Single by Merle Haggard and The Strangers

from the album The Roots of My Raising
- B-side: "The Way It Was In '51"
- Released: January 12, 1976
- Recorded: 1975
- Genre: Country
- Length: 2:45
- Label: Capitol
- Songwriter(s): Tommy Collins
- Producer(s): Ken Nelson and Fuzzy Owen

Merle Haggard and The Strangers singles chronology
| "It's All in the Movies" (1975) | "The Roots of My Raising" (1976) | "Here Comes the Freedom Train" (1976) |

= The Roots of My Raising (song) =

"The Roots of My Raising" is a song written by Tommy Collins and released by him in 1970. It was famously covered by American country music artist Merle Haggard and The Strangers in January 1976 as the first single and title track from the album The Roots of My Raising. The song was Merle Haggard and The Strangers twenty-third number one on the country chart. The single spent one week at number one and a total of ten weeks on the country chart.

TASK LIST »
(A) Please reproduce the passage of the song article from "- Released: January" up to and including "weeks on the country chart." word for word.
(B) Rewrite the entries as a JSON list of strings, one string per line, from the first line of the entries up to and including the line with "not-allowed-mark: ✗ xyxy=(864,520,913,554)", and leave out any blank lines.
The song article and the entries come from separate, unrelated sources.

AVAILABLE DATA »
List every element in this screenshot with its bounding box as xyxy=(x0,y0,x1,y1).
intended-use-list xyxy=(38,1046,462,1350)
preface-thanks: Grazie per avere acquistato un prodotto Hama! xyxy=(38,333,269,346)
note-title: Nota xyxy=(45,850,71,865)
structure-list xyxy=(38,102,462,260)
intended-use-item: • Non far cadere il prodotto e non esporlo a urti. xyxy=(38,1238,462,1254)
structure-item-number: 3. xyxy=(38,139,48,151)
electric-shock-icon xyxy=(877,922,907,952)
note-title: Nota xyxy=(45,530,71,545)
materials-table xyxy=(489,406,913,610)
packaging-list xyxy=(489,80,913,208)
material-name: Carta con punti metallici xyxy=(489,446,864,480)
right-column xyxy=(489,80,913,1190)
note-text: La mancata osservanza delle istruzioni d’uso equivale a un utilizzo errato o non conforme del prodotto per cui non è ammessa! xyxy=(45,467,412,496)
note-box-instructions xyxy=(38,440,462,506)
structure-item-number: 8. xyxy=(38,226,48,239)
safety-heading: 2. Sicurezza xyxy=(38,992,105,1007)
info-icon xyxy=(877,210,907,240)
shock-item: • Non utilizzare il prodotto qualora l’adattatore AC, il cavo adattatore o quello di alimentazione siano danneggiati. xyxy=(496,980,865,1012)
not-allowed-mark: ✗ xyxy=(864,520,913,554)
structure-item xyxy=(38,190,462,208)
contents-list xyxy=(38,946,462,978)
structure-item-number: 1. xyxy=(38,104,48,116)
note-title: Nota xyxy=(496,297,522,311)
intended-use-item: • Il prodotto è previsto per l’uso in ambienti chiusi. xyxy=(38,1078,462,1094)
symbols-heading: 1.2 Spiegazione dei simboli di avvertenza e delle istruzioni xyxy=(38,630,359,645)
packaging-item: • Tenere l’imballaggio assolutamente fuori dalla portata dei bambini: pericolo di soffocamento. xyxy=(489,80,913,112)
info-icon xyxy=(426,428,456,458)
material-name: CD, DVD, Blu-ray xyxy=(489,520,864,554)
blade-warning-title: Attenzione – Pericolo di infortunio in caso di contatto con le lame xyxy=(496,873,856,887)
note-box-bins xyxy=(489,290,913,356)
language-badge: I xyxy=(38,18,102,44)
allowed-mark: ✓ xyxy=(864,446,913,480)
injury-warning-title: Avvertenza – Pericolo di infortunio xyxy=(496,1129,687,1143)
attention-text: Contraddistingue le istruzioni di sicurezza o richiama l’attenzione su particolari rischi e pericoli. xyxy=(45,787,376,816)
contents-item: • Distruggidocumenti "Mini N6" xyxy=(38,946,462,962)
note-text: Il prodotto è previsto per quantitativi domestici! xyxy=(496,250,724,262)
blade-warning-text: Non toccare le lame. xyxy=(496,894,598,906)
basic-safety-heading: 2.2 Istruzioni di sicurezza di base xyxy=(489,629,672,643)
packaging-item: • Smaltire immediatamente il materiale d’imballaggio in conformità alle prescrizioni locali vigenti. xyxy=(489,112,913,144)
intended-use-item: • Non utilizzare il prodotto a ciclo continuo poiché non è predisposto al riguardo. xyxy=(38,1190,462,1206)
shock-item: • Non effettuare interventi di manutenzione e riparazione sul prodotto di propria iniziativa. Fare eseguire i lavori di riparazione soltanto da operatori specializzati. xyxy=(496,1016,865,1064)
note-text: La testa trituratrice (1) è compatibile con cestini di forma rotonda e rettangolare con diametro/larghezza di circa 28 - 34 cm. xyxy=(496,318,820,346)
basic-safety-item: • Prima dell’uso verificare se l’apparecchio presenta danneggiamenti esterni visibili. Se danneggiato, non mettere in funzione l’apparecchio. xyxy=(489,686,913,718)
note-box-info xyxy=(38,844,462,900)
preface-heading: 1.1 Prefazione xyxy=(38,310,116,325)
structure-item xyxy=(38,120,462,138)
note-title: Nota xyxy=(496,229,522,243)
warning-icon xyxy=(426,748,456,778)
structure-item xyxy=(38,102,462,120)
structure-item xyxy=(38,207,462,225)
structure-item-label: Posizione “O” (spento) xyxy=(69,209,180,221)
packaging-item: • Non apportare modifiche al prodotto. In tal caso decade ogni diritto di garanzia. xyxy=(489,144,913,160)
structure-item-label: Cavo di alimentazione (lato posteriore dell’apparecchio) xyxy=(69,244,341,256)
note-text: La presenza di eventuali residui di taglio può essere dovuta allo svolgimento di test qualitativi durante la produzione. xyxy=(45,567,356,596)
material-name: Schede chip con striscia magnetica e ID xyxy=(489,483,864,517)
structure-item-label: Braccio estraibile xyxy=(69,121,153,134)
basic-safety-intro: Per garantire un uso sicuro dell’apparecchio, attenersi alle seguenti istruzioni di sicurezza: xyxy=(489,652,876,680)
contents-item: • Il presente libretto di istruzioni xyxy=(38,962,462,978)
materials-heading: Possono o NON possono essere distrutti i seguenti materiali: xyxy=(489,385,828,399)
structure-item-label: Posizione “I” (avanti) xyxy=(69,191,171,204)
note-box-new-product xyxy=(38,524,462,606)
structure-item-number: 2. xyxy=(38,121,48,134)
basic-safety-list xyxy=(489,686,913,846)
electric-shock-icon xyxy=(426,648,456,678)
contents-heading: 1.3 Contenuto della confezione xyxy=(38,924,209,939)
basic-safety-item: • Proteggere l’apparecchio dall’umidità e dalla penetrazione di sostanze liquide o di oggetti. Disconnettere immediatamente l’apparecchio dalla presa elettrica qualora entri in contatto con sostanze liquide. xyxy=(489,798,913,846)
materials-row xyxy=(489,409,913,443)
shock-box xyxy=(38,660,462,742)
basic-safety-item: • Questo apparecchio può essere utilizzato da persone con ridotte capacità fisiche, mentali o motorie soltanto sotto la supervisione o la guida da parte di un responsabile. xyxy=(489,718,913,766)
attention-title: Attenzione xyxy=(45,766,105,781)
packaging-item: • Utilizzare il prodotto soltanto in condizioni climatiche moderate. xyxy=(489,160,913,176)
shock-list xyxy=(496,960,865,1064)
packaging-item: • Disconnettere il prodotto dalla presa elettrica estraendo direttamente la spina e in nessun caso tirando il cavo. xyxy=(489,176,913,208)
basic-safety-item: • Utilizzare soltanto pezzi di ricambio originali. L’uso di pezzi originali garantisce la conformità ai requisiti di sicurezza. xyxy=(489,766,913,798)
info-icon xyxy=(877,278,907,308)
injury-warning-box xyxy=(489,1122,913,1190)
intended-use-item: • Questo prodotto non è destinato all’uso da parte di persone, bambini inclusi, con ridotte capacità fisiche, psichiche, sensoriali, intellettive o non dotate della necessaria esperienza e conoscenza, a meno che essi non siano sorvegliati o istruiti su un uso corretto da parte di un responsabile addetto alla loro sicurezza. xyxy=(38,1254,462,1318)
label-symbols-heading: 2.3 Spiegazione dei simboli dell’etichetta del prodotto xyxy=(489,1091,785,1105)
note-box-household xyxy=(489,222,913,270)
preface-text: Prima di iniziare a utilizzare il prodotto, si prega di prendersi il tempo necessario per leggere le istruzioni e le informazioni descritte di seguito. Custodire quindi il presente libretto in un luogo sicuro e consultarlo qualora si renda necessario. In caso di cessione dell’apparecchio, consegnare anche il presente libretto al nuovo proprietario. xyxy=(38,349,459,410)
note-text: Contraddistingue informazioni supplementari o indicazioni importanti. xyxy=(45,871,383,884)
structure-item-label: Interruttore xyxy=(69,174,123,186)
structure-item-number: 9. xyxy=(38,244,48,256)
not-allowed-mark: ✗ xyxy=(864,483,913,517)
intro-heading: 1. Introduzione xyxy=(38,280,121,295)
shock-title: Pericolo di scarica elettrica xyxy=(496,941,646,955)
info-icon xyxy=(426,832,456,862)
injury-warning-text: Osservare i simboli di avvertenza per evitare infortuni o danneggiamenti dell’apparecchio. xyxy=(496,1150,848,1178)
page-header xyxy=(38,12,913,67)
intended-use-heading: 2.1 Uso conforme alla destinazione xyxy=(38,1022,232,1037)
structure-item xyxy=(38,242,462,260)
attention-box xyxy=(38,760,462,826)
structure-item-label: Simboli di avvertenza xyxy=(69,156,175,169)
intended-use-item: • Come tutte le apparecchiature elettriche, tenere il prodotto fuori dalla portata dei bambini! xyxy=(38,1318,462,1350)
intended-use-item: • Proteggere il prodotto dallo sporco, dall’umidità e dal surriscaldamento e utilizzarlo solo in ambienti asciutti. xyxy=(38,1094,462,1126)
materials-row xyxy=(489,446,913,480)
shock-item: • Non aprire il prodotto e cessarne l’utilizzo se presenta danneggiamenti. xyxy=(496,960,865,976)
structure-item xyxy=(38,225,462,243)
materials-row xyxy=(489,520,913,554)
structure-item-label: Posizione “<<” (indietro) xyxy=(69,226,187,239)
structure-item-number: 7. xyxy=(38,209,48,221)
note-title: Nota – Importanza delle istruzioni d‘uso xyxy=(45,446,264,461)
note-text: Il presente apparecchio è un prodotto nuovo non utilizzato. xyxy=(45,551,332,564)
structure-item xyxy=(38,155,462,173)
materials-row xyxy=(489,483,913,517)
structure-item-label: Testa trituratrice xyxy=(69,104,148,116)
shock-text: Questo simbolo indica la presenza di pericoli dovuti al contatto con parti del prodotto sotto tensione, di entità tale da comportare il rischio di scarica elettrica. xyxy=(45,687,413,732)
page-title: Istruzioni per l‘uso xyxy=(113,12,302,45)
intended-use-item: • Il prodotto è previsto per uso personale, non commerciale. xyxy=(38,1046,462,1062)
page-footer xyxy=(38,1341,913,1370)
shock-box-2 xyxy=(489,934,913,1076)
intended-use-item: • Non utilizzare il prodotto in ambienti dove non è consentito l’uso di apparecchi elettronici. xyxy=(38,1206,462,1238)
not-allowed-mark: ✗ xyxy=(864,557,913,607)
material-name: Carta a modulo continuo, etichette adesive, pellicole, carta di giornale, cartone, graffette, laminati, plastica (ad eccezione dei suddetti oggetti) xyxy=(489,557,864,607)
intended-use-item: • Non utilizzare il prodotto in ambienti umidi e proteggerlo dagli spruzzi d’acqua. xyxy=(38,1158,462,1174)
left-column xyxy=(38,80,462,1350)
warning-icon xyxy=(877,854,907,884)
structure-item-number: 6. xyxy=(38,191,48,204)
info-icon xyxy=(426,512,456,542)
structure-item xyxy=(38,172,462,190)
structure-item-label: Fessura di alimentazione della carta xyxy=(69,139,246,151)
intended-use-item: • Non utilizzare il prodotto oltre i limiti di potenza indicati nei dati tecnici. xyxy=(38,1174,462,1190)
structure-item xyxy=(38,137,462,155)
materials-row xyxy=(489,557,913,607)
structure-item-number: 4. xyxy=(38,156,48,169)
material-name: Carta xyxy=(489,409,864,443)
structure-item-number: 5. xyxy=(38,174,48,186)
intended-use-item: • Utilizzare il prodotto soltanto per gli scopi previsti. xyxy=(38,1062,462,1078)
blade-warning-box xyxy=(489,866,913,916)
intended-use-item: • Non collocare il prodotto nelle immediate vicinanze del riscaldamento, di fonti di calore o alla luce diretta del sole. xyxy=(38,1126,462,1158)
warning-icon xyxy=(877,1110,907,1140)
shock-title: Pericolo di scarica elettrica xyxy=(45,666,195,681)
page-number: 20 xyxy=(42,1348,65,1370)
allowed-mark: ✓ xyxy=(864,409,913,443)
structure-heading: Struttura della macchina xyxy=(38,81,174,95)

THE RESPONSES »
(A)
- Released: January 12, 1976
- Recorded: 1975
- Genre: Country
- Length: 2:45
- Label: Capitol
- Songwriter(s): Tommy Collins
- Producer(s): Ken Nelson and Fuzzy Owen

Merle Haggard and The Strangers singles chronology
| "It's All in the Movies" (1975) | "The Roots of My Raising" (1976) | "Here Comes the Freedom Train" (1976) |

= The Roots of My Raising (song) =

"The Roots of My Raising" is a song written by Tommy Collins and released by him in 1970. It was famously covered by American country music artist Merle Haggard and The Strangers in January 1976 as the first single and title track from the album The Roots of My Raising. The song was Merle Haggard and The Strangers twenty-third number one on the country chart. The single spent one week at number one and a total of ten weeks on the country chart.

(B)
[
  "List every element in this screenshot with its bounding box as xyxy=(x0,y0,x1,y1).",
  "intended-use-list xyxy=(38,1046,462,1350)",
  "preface-thanks: Grazie per avere acquistato un prodotto Hama! xyxy=(38,333,269,346)",
  "note-title: Nota xyxy=(45,850,71,865)",
  "structure-list xyxy=(38,102,462,260)",
  "intended-use-item: • Non far cadere il prodotto e non esporlo a urti. xyxy=(38,1238,462,1254)",
  "structure-item-number: 3. xyxy=(38,139,48,151)",
  "electric-shock-icon xyxy=(877,922,907,952)",
  "note-title: Nota xyxy=(45,530,71,545)",
  "materials-table xyxy=(489,406,913,610)",
  "packaging-list xyxy=(489,80,913,208)",
  "material-name: Carta con punti metallici xyxy=(489,446,864,480)",
  "right-column xyxy=(489,80,913,1190)",
  "note-text: La mancata osservanza delle istruzioni d’uso equivale a un utilizzo errato o non conforme del prodotto per cui non è ammessa! xyxy=(45,467,412,496)",
  "note-box-instructions xyxy=(38,440,462,506)",
  "structure-item-number: 8. xyxy=(38,226,48,239)",
  "safety-heading: 2. Sicurezza xyxy=(38,992,105,1007)",
  "info-icon xyxy=(877,210,907,240)",
  "shock-item: • Non utilizzare il prodotto qualora l’adattatore AC, il cavo adattatore o quello di alimentazione siano danneggiati. xyxy=(496,980,865,1012)",
  "not-allowed-mark: ✗ xyxy=(864,520,913,554)"
]